→ Aufgabe:
Schreibe die Rede zur Asylpolitik im Anschluss an ihren letzten Satz weiter.

Fünftens. In der Verwaltungsgerichtsordnung soll die Möglichkeit geschaffen werden, Verwaltungsjuristen vorübergehend als Verwaltungsrichter einzusetzen.

Sechstens. Durch eine Änderung des Finanzausgleichsgesetzes will sich der Bund strukturell, dauerhaft und dynamisch an den Kosten für Asylbewerber und Flüchtlinge beteiligen. Zudem soll eine Entlastung der Länder durch den Bund bei den Kosten für unbegleitete minderjährige Flüchtlinge bei der Kinderbetreuung erfolgen.

Meine Damen und Herren, all diese Maßnahmen sind richtig und notwendig. Sie geben eine klare Handlungsempfehlung und schaffen auch den notwendigen Rahmen für die Kommunen, damit der Zustrom von Asylbewerbern künftig besser bewältigt werden kann.

(Beifall bei der CDU und bei der FDP)

Meine Damen und Herren, wir alle sind uns einig, dass die Asylverfahren schneller werden müssen. Dazu hat es aus kaum einer Partei andere Auffassungen gegeben. Wir werden das konsequenter als bisher machen müssen und dann auch die Rückführung abgelehnter Asylbewerber veranlassen.

Gerade hierbei hat Niedersachsen aus unserer Sicht eine Menge Nachholbedarf, wie die bundesweite Statistik belegt. Ferner nimmt Niedersachsen gegenwärtig weniger Flüchtlinge auf, als das Land nach seiner Größe gemäß dem Königsteiner Schlüssel eigentlich aufnehmen müsste. In einem Solidarsystem geht das nicht! Deswegen müssen wir unserer Verantwortung und Verpflichtung vollumfänglich gerecht werden.

→ Auflistung:
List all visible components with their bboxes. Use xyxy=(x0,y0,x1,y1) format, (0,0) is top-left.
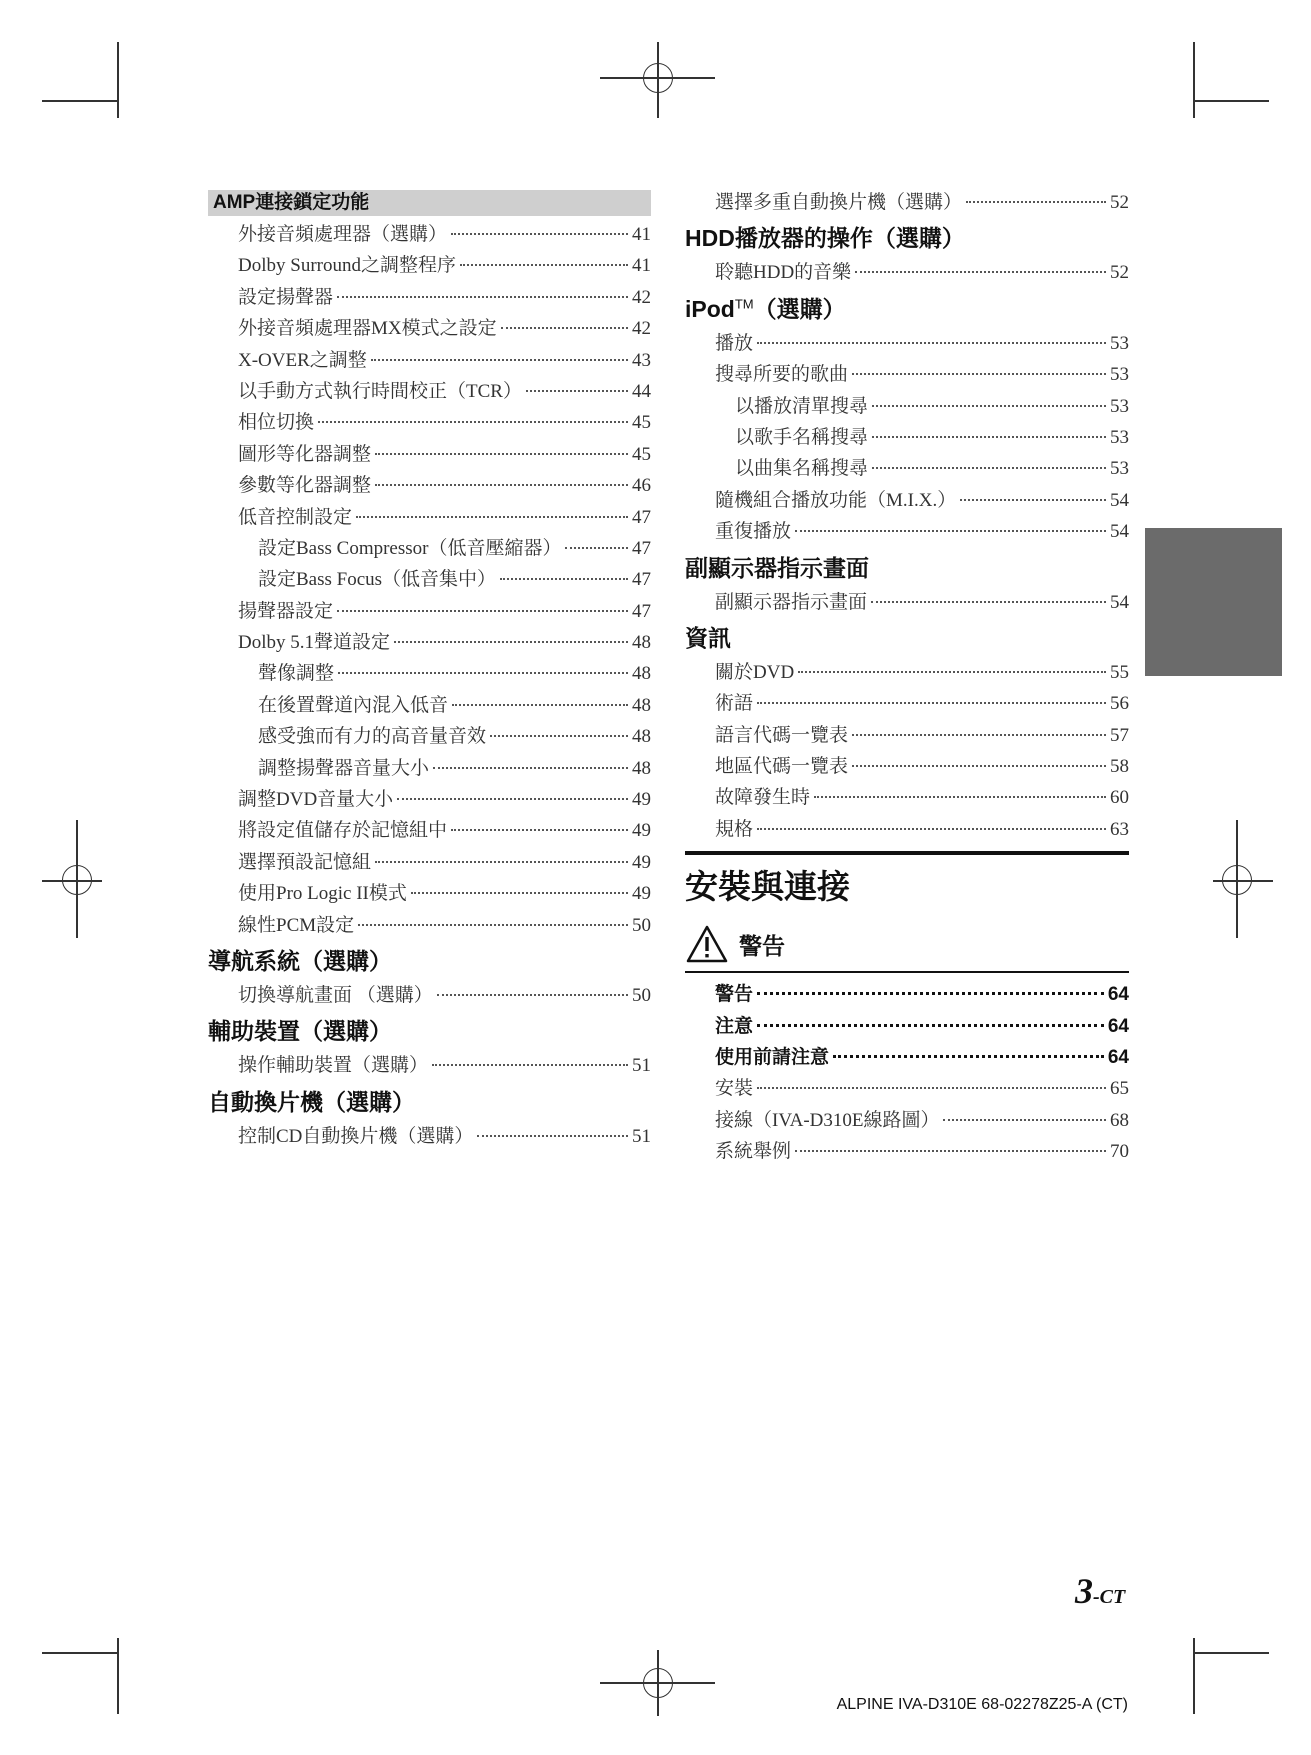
toc-entry-speaker-volume[interactable]: 調整揚聲器音量大小 48 xyxy=(258,757,651,779)
toc-entry-pro-logic[interactable]: 使用Pro Logic II模式 49 xyxy=(238,883,651,905)
side-thumb-tab xyxy=(1145,528,1282,676)
section-ipod-title: iPod™（選購） xyxy=(685,295,846,322)
toc-entry-image-adjust[interactable]: 聲像調整 48 xyxy=(258,663,651,685)
toc-entry-bass-control[interactable]: 低音控制設定 47 xyxy=(238,506,651,528)
toc-entry-nav-switch[interactable]: 切換導航畫面 （選購） 50 xyxy=(238,984,651,1006)
section-hdd-title: HDD播放器的操作（選購） xyxy=(685,225,965,252)
toc-entry-phase[interactable]: 相位切換 45 xyxy=(238,412,651,434)
toc-entry-high-volume[interactable]: 感受強而有力的高音量音效 48 xyxy=(258,726,651,748)
toc-entry-select-preset[interactable]: 選擇預設記憶組 49 xyxy=(238,851,651,873)
warning-heading-label: 警告 xyxy=(739,932,785,959)
section-amp-title: AMP連接鎖定功能 xyxy=(208,190,651,216)
toc-entry-dolby-51[interactable]: Dolby 5.1聲道設定 48 xyxy=(238,632,651,654)
toc-entry-ipod-play[interactable]: 播放 53 xyxy=(715,332,1129,354)
toc-entry-troubleshooting[interactable]: 故障發生時 60 xyxy=(715,787,1129,809)
toc-entry-save-memory[interactable]: 將設定值儲存於記憶組中 49 xyxy=(238,820,651,842)
toc-entry-wiring[interactable]: 接線（IVA-D310E線路圖） 68 xyxy=(715,1109,1129,1131)
footer-model-code: ALPINE IVA-D310E 68-02278Z25-A (CT) xyxy=(836,1696,1128,1713)
toc-entry-dolby-surround[interactable]: Dolby Surround之調整程序 41 xyxy=(238,255,651,277)
toc-entry-tcr[interactable]: 以手動方式執行時間校正（TCR） 44 xyxy=(238,380,651,402)
section-info-title: 資訊 xyxy=(685,624,731,651)
toc-entry-ipod-search[interactable]: 搜尋所要的歌曲 53 xyxy=(715,364,1129,386)
toc-entry-graphic-eq[interactable]: 圖形等化器調整 45 xyxy=(238,443,651,465)
toc-entry-installation[interactable]: 安裝 65 xyxy=(715,1078,1129,1100)
warning-triangle-icon xyxy=(685,924,729,964)
toc-entry-linear-pcm[interactable]: 線性PCM設定 50 xyxy=(238,914,651,936)
toc-entry-precautions[interactable]: 使用前請注意 64 xyxy=(715,1047,1129,1069)
toc-entry-ipod-repeat[interactable]: 重復播放 54 xyxy=(715,521,1129,543)
toc-left-column xyxy=(208,190,651,1152)
toc-entry-mx-mode[interactable]: 外接音頻處理器MX模式之設定 42 xyxy=(238,318,651,340)
page-number: 3-CT xyxy=(1075,1571,1126,1611)
toc-entry-ipod-mix[interactable]: 隨機組合播放功能（M.I.X.） 54 xyxy=(715,489,1129,511)
toc-entry-caution[interactable]: 注意 64 xyxy=(715,1015,1129,1037)
toc-entry-system-example[interactable]: 系統舉例 70 xyxy=(715,1141,1129,1163)
section-nav-title: 導航系統（選購） xyxy=(208,947,392,974)
toc-entry-xover[interactable]: X-OVER之調整 43 xyxy=(238,349,651,371)
section-sub-display-title: 副顯示器指示畫面 xyxy=(685,554,869,581)
toc-entry-region-codes[interactable]: 地區代碼一覽表 58 xyxy=(715,756,1129,778)
toc-entry-ipod-artist[interactable]: 以歌手名稱搜尋 53 xyxy=(735,426,1129,448)
toc-entry-rear-bass-mix[interactable]: 在後置聲道內混入低音 48 xyxy=(258,694,651,716)
toc-entry-warning[interactable]: 警告 64 xyxy=(715,984,1129,1006)
toc-entry-specifications[interactable]: 規格 63 xyxy=(715,818,1129,840)
warning-heading xyxy=(685,917,1129,973)
toc-entry-about-dvd[interactable]: 關於DVD 55 xyxy=(715,661,1129,683)
toc-entry-hdd-music[interactable]: 聆聽HDD的音樂 52 xyxy=(715,262,1129,284)
toc-entry-glossary[interactable]: 術語 56 xyxy=(715,693,1129,715)
toc-right-column xyxy=(685,190,1129,1168)
toc-entry-ipod-album[interactable]: 以曲集名稱搜尋 53 xyxy=(735,458,1129,480)
toc-entry-language-codes[interactable]: 語言代碼一覽表 57 xyxy=(715,724,1129,746)
toc-entry-speaker-setting[interactable]: 設定揚聲器 42 xyxy=(238,286,651,308)
toc-entry-sub-display[interactable]: 副顯示器指示畫面 54 xyxy=(715,591,1129,613)
section-aux-title: 輔助裝置（選購） xyxy=(208,1018,392,1045)
section-changer-title: 自動換片機（選購） xyxy=(208,1088,415,1115)
toc-entry-dvd-volume[interactable]: 調整DVD音量大小 49 xyxy=(238,789,651,811)
toc-entry-bass-compressor[interactable]: 設定Bass Compressor（低音壓縮器） 47 xyxy=(258,537,651,559)
toc-entry-aux-operate[interactable]: 操作輔助裝置（選購） 51 xyxy=(238,1055,651,1077)
toc-entry-parametric-eq[interactable]: 參數等化器調整 46 xyxy=(238,475,651,497)
toc-entry-external-processor[interactable]: 外接音頻處理器（選購） 41 xyxy=(238,224,651,245)
toc-entry-speaker-setup[interactable]: 揚聲器設定 47 xyxy=(238,600,651,622)
toc-entry-cd-changer[interactable]: 控制CD自動換片機（選購） 51 xyxy=(238,1125,651,1147)
toc-entry-multi-changer[interactable]: 選擇多重自動換片機（選購） 52 xyxy=(715,192,1129,213)
toc-entry-ipod-playlist[interactable]: 以播放清單搜尋 53 xyxy=(735,395,1129,417)
section-install-title: 安裝與連接 xyxy=(685,851,1129,917)
toc-entry-bass-focus[interactable]: 設定Bass Focus（低音集中） 47 xyxy=(258,569,651,591)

→ Ergebnis:
Niedersachsen schiebt zudem deutlich weniger ab als andere Bundesländer. Ich will nicht in die Diskussionen über Quoten verfallen, die man hier und dort hört und wonach der eine 7 % erreicht, während der andere 3 % hat. Das ist nicht das Entscheidende; denn insgesamt müssen diejenigen, die zur Ausreise verpflichtet sind, rückgeführt werden. Das ist rechtsstaatliche Ordnung, und die muss man aufrechterhalten. Ihr muss man Geltung verschaffen.

(Beifall bei der CDU und bei der FDP)

Deshalb zielt die Kritik der Europäischen Kommission an der zögerlichen Abschiebepraxis nicht zuletzt auch auf Niedersachsen. Herr Weil, diese Verweigerungshaltung Niedersachsens beim Vollzug der Ausreisepflicht abgelehnter Asylbewerber werden Sie nicht lange durchhalten können. Ich bin mir sicher: Der Druck der Verhältnisse wird auch in Niedersachsen schon bald eine Änderung der Abschiebepraxis in Gänze erzwingen.

(Beifall bei der CDU - Zurufe von der CDU: Wo ist der Ministerpräsident? Wo ist Weil?)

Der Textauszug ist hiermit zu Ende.